■ PROVIDED RECORDS
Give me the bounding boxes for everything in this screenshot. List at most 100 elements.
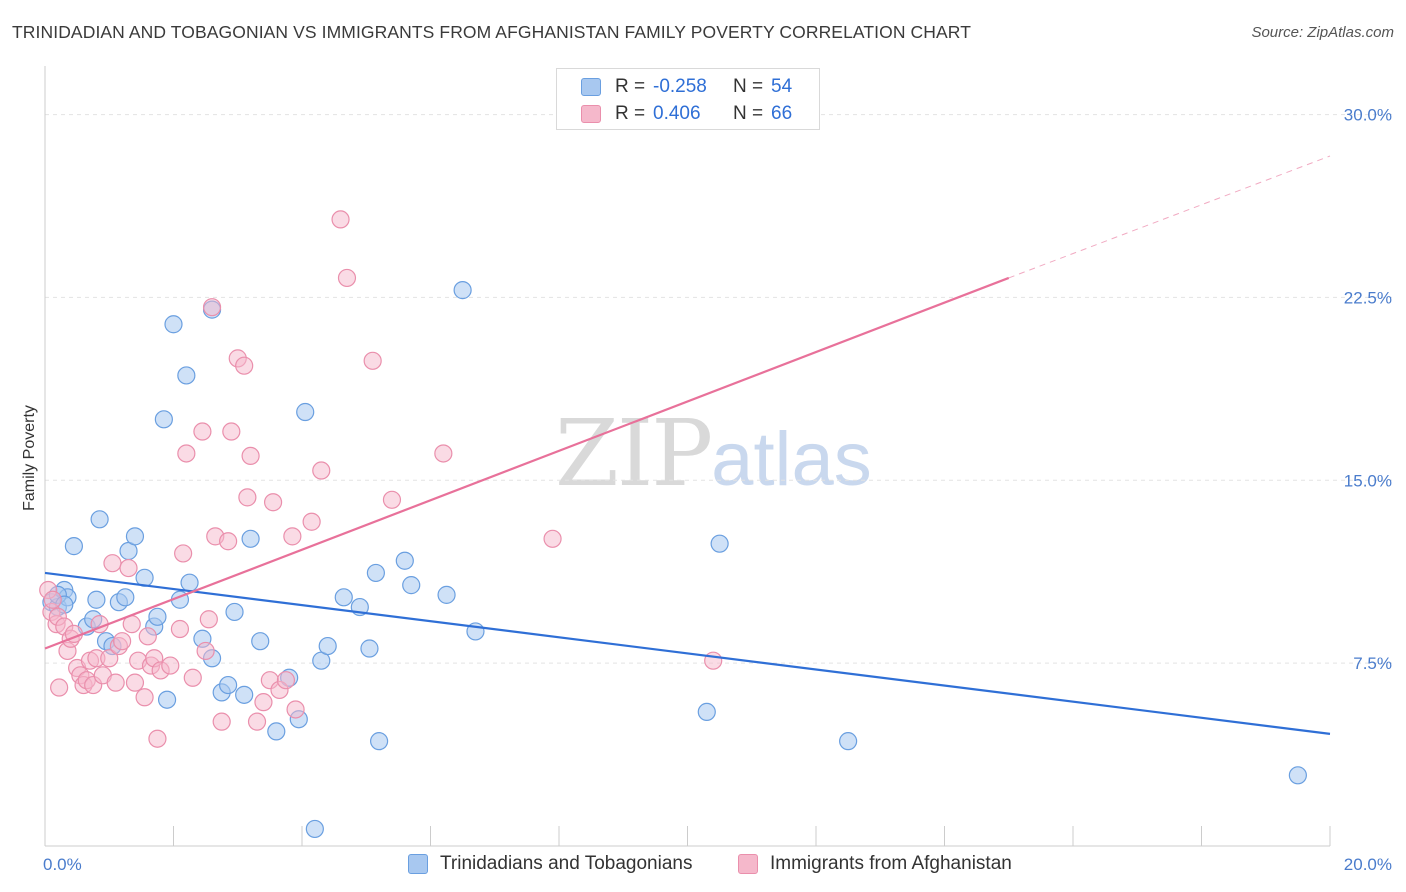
axes xyxy=(44,66,1331,847)
data-point-blue xyxy=(267,722,286,741)
data-point-blue xyxy=(154,410,173,429)
series-pink-points xyxy=(39,210,723,748)
data-point-pink xyxy=(286,700,305,719)
chart-source: Source: ZipAtlas.com xyxy=(1251,24,1394,41)
y-tick-label: 30.0% xyxy=(1344,106,1392,125)
trend-lines xyxy=(44,155,1331,735)
data-point-blue xyxy=(402,576,421,595)
legend-n-label: N = xyxy=(733,103,764,124)
data-point-pink xyxy=(148,729,167,748)
y-tick-label: 15.0% xyxy=(1344,471,1392,490)
data-point-pink xyxy=(434,444,453,463)
data-point-blue xyxy=(87,590,106,609)
trend-line-pink-extension xyxy=(1008,155,1331,279)
data-point-pink xyxy=(363,351,382,370)
data-point-pink xyxy=(161,656,180,675)
data-point-pink xyxy=(202,298,222,317)
data-point-pink xyxy=(222,422,241,441)
y-tick-label: 7.5% xyxy=(1353,654,1392,673)
data-point-blue xyxy=(697,702,716,722)
data-point-pink xyxy=(312,461,331,480)
data-point-pink xyxy=(337,268,357,288)
trend-line-blue xyxy=(44,571,1331,735)
watermark-atlas: atlas xyxy=(711,417,872,502)
data-point-pink xyxy=(704,651,723,670)
data-point-blue xyxy=(839,732,858,751)
data-point-blue xyxy=(1288,766,1307,785)
data-point-pink xyxy=(43,590,62,609)
data-point-pink xyxy=(263,493,283,512)
data-point-blue xyxy=(157,690,177,709)
data-point-blue xyxy=(148,607,167,626)
data-point-pink xyxy=(119,558,138,578)
trend-line-pink xyxy=(44,276,1010,650)
data-point-pink xyxy=(331,210,350,229)
data-point-pink xyxy=(235,356,254,375)
data-point-blue xyxy=(370,732,389,751)
legend-r-value: 0.406 xyxy=(653,103,701,124)
data-point-blue xyxy=(219,675,238,695)
data-point-blue xyxy=(318,636,337,656)
data-point-pink xyxy=(106,673,125,692)
legend-swatch-blue xyxy=(581,78,601,96)
legend-swatch-pink xyxy=(581,105,601,123)
correlation-legend: R = -0.258 N = 54 R = 0.406 N = 66 xyxy=(556,68,820,130)
data-point-pink xyxy=(247,712,267,731)
bottom-legend-label-blue: Trinidadians and Tobagonians xyxy=(440,853,693,874)
data-point-pink xyxy=(103,554,122,573)
data-point-blue xyxy=(437,585,456,604)
data-point-pink xyxy=(177,444,196,463)
data-point-pink xyxy=(276,671,296,690)
data-point-blue xyxy=(305,819,324,839)
legend-n-label: N = xyxy=(733,76,764,97)
bottom-legend-pink: Immigrants from Afghanistan xyxy=(738,852,1012,876)
legend-row-blue: R = -0.258 N = 54 xyxy=(581,74,792,100)
data-point-blue xyxy=(395,551,414,570)
data-point-blue xyxy=(164,315,183,334)
data-point-pink xyxy=(241,446,260,466)
x-tick-label: 0.0% xyxy=(43,855,82,874)
data-point-pink xyxy=(125,673,145,692)
data-point-pink xyxy=(170,619,190,639)
data-point-blue xyxy=(360,639,379,658)
data-point-pink xyxy=(302,512,321,531)
x-tick-label: 20.0% xyxy=(1344,855,1392,874)
legend-r-label: R = xyxy=(615,103,646,124)
data-point-pink xyxy=(219,532,238,551)
bottom-legend-swatch-blue xyxy=(408,854,428,874)
data-point-blue xyxy=(64,537,84,556)
data-point-pink xyxy=(283,527,302,546)
data-point-blue xyxy=(116,588,135,607)
bottom-legend-blue: Trinidadians and Tobagonians xyxy=(408,852,692,876)
data-point-pink xyxy=(382,490,402,509)
legend-n-value: 66 xyxy=(771,103,793,124)
data-point-pink xyxy=(238,488,257,507)
data-point-blue xyxy=(334,588,353,607)
data-point-blue xyxy=(366,563,385,583)
data-point-pink xyxy=(174,544,193,563)
data-point-pink xyxy=(543,529,562,548)
data-point-blue xyxy=(180,573,199,592)
data-point-pink xyxy=(135,688,154,707)
y-tick-label: 22.5% xyxy=(1344,288,1392,307)
data-point-blue xyxy=(241,529,260,548)
data-point-blue xyxy=(225,602,244,622)
legend-r-label: R = xyxy=(615,76,646,97)
data-point-blue xyxy=(710,534,729,553)
watermark-zip: ZIP xyxy=(555,400,713,507)
legend-row-pink: R = 0.406 N = 66 xyxy=(581,101,792,127)
data-point-pink xyxy=(50,678,69,697)
data-point-pink xyxy=(183,668,202,687)
legend-n-value: 54 xyxy=(771,76,793,97)
y-axis-label: Family Poverty xyxy=(21,405,38,511)
data-point-pink xyxy=(193,422,212,441)
watermark: ZIPatlas xyxy=(555,400,872,507)
tick-labels: 7.5% 15.0% 22.5% 30.0% 0.0% 20.0% xyxy=(43,106,1392,874)
data-point-pink xyxy=(199,610,218,629)
data-point-pink xyxy=(254,693,273,712)
legend-r-value: -0.258 xyxy=(653,76,707,97)
data-point-pink xyxy=(100,649,119,668)
data-point-pink xyxy=(138,627,157,646)
data-point-pink xyxy=(212,712,231,731)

■ TASK TO CARRY OUT
Copy out the lines of the records verbatim, beginning at the line that contains "axes xyxy=(44,66,1331,847)" and stopping after the line that contains "trend-line-pink-extension xyxy=(1008,155,1331,279)".

■ COMPLETE OUTPUT
axes xyxy=(44,66,1331,847)
data-point-blue xyxy=(267,722,286,741)
data-point-blue xyxy=(154,410,173,429)
series-pink-points xyxy=(39,210,723,748)
data-point-pink xyxy=(286,700,305,719)
chart-source: Source: ZipAtlas.com xyxy=(1251,24,1394,41)
y-tick-label: 30.0% xyxy=(1344,106,1392,125)
trend-lines xyxy=(44,155,1331,735)
data-point-blue xyxy=(402,576,421,595)
legend-n-label: N = xyxy=(733,103,764,124)
data-point-pink xyxy=(148,729,167,748)
y-tick-label: 15.0% xyxy=(1344,471,1392,490)
data-point-pink xyxy=(434,444,453,463)
data-point-blue xyxy=(87,590,106,609)
trend-line-pink-extension xyxy=(1008,155,1331,279)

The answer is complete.